Start of Information given

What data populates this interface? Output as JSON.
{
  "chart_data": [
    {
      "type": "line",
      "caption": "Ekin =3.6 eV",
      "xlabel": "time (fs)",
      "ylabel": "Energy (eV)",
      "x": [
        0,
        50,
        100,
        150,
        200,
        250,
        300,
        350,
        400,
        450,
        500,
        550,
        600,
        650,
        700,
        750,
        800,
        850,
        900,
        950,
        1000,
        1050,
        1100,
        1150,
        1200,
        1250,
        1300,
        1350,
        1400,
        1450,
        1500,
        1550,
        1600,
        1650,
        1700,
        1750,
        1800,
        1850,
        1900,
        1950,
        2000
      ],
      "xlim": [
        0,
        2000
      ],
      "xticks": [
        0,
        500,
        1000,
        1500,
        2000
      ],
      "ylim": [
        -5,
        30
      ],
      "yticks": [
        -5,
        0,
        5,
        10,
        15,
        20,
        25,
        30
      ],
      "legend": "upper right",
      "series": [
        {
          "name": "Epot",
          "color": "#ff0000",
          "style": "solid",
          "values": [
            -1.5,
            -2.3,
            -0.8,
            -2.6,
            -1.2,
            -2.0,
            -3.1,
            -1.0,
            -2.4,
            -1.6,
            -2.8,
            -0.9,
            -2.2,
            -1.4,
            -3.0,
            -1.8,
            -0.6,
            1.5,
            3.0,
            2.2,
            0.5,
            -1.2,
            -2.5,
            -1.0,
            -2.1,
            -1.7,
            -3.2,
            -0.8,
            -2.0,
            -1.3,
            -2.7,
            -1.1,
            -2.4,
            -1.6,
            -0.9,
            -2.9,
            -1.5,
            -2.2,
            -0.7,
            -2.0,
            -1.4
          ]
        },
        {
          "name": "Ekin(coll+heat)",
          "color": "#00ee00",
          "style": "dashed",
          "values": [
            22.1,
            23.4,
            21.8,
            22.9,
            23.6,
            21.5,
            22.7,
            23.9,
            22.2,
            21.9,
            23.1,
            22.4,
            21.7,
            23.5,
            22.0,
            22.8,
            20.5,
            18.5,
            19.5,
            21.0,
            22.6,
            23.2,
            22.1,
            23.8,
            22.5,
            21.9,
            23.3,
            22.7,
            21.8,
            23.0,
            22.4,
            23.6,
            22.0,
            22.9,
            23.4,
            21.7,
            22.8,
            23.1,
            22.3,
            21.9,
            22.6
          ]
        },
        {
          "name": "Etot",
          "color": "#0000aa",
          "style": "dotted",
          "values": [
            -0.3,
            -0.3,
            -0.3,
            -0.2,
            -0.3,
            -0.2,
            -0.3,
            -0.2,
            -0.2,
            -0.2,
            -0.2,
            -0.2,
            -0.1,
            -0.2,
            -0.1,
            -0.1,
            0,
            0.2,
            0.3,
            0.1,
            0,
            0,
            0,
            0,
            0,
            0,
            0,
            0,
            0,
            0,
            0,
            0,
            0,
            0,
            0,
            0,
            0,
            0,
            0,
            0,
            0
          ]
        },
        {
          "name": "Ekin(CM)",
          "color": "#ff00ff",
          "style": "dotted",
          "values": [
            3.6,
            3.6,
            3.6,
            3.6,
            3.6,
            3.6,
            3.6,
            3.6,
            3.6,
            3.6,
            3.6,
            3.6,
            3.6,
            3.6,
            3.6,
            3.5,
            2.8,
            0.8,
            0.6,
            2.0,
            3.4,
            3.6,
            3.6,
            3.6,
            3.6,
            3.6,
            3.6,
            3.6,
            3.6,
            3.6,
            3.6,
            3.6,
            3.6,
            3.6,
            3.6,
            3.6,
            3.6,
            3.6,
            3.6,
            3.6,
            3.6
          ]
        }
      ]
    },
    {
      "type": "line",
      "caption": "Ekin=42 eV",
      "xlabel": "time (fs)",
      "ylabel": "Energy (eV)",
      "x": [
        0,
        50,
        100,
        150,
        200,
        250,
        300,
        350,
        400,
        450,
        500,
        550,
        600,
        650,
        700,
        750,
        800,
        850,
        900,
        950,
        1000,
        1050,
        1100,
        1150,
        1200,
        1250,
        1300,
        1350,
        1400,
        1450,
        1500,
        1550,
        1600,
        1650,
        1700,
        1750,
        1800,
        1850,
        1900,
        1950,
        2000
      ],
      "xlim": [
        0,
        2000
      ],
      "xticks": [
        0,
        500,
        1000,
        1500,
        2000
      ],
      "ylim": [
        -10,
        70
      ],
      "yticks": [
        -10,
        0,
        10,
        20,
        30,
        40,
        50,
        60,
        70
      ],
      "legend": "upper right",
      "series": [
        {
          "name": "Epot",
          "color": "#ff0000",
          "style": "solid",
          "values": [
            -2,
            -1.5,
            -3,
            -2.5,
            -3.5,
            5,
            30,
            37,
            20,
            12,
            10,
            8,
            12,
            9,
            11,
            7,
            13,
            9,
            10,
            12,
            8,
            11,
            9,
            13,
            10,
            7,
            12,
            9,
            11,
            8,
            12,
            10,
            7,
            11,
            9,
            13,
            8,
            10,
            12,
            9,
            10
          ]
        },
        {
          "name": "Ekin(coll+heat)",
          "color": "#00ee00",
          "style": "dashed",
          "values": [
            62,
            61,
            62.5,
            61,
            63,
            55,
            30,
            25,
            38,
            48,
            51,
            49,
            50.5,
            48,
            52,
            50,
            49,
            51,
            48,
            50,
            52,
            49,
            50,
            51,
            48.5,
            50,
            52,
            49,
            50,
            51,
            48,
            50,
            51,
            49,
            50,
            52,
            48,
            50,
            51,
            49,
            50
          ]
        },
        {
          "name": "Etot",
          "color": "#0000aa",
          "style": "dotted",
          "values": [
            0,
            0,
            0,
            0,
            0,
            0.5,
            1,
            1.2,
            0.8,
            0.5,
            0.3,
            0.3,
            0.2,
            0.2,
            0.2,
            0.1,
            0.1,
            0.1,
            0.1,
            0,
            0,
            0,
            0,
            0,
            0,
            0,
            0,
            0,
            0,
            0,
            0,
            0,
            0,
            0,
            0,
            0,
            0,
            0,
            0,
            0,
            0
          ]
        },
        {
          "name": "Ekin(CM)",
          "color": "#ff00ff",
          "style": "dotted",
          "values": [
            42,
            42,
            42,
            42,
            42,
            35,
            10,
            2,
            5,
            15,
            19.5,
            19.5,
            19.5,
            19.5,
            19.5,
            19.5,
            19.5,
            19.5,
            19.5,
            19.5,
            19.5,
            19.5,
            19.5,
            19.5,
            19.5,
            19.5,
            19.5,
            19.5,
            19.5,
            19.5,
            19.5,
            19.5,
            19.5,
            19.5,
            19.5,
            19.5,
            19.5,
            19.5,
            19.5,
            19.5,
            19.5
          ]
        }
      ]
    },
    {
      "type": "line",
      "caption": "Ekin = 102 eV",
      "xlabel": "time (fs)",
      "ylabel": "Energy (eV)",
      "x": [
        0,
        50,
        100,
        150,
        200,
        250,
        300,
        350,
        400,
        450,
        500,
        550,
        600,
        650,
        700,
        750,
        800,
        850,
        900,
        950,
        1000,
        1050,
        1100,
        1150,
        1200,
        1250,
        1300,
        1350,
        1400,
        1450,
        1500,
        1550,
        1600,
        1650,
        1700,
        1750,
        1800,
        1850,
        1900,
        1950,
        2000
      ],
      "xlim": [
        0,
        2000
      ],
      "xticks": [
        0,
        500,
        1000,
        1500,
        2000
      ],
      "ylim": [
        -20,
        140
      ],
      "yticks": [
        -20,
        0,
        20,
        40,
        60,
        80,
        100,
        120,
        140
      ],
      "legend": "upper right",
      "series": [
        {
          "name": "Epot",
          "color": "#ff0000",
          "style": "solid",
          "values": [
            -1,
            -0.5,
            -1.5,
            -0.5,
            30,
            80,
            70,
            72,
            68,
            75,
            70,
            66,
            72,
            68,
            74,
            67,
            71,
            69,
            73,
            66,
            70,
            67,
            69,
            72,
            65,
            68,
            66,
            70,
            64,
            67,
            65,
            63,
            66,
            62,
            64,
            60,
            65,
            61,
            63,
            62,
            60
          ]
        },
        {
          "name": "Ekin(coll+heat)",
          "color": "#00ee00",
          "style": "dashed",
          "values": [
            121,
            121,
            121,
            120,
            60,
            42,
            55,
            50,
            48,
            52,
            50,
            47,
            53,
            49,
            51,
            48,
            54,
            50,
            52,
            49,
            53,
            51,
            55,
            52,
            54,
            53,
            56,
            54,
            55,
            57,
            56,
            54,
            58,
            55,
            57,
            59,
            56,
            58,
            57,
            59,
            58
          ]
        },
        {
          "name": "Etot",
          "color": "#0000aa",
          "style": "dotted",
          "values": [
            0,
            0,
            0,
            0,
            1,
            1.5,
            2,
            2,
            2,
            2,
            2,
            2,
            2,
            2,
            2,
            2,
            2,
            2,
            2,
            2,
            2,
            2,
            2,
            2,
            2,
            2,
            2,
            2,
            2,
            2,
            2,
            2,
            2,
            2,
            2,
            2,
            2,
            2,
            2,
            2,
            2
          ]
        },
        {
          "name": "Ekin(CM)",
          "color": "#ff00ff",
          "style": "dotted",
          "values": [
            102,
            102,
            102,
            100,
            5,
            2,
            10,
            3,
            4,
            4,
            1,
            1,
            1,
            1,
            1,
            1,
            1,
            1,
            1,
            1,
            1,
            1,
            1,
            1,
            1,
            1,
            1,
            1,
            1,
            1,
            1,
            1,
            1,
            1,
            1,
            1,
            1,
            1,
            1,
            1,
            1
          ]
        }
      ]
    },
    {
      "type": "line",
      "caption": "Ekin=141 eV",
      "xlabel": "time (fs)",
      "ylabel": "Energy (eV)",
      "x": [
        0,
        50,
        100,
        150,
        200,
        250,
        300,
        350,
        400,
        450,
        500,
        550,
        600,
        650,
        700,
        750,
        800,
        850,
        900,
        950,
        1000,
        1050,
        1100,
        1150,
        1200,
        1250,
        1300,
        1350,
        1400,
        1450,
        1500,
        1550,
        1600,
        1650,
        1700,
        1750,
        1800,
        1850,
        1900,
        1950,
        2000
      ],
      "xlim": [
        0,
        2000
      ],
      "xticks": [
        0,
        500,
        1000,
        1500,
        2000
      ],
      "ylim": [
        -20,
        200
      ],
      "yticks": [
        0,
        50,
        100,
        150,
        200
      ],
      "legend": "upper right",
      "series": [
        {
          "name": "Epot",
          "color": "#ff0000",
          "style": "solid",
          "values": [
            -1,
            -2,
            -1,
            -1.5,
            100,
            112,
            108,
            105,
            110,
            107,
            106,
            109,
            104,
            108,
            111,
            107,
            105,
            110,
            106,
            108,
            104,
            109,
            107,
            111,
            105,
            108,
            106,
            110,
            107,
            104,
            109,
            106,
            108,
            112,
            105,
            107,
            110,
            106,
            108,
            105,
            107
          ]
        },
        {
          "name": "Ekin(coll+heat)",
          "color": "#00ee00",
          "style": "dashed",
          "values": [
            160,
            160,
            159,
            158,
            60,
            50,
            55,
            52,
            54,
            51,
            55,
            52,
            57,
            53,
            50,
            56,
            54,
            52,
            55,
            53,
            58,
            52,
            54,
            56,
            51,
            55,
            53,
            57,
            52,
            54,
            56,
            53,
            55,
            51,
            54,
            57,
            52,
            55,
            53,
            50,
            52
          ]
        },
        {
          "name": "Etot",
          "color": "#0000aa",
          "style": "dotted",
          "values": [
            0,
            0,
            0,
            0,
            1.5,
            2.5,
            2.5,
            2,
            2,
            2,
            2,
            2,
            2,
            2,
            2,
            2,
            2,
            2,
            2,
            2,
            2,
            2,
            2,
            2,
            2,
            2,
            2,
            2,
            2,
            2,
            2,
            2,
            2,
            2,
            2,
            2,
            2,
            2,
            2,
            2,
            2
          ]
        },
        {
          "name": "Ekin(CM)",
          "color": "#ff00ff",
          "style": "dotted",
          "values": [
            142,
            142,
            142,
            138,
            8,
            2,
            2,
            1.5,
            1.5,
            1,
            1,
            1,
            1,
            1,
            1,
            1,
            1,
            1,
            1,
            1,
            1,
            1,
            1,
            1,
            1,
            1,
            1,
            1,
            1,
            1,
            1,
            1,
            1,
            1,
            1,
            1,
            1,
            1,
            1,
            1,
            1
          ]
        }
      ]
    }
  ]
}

End of Information given

> [Required task]: Among the records above, find each line holding the string "caption" and pull it out.

> [Result of the exercise]:
      "caption": "Ekin =3.6 eV",
      "caption": "Ekin=42 eV",
      "caption": "Ekin = 102 eV",
      "caption": "Ekin=141 eV",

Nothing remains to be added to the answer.